-- Start of Record excerpts --

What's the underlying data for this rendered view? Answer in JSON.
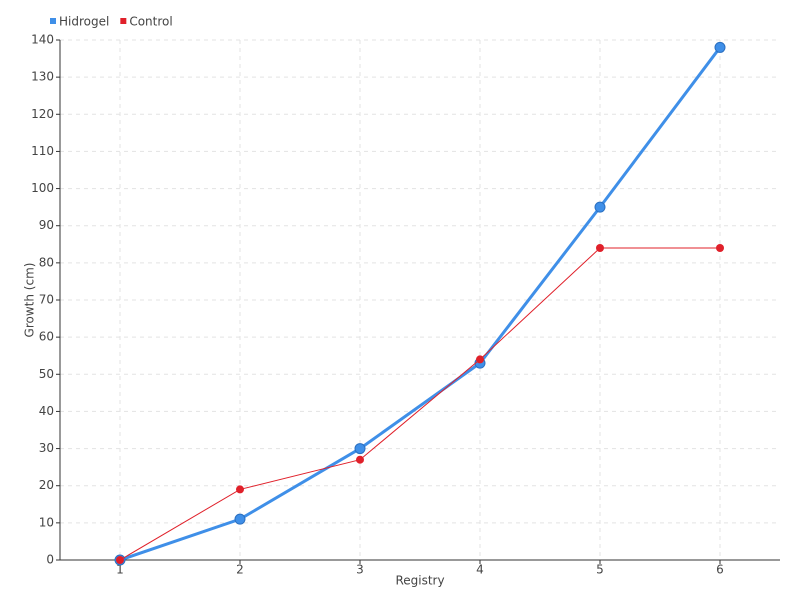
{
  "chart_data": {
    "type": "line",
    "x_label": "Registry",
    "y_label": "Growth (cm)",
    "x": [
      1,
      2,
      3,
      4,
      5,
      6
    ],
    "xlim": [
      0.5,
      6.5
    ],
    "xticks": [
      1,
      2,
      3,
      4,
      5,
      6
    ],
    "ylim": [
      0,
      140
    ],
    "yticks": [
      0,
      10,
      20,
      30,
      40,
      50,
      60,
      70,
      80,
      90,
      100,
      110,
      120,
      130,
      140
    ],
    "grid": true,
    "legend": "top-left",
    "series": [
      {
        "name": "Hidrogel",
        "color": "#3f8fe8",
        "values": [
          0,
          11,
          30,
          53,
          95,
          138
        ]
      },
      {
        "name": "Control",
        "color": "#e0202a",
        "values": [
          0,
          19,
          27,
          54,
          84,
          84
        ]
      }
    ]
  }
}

-- End of Record excerpts --

Aim:
Without the pictures, reproduce every line of the records above exactly.

Final result:
What's the underlying data for this rendered view? Answer in JSON.
{
  "chart_data": {
    "type": "line",
    "x_label": "Registry",
    "y_label": "Growth (cm)",
    "x": [
      1,
      2,
      3,
      4,
      5,
      6
    ],
    "xlim": [
      0.5,
      6.5
    ],
    "xticks": [
      1,
      2,
      3,
      4,
      5,
      6
    ],
    "ylim": [
      0,
      140
    ],
    "yticks": [
      0,
      10,
      20,
      30,
      40,
      50,
      60,
      70,
      80,
      90,
      100,
      110,
      120,
      130,
      140
    ],
    "grid": true,
    "legend": "top-left",
    "series": [
      {
        "name": "Hidrogel",
        "color": "#3f8fe8",
        "values": [
          0,
          11,
          30,
          53,
          95,
          138
        ]
      },
      {
        "name": "Control",
        "color": "#e0202a",
        "values": [
          0,
          19,
          27,
          54,
          84,
          84
        ]
      }
    ]
  }
}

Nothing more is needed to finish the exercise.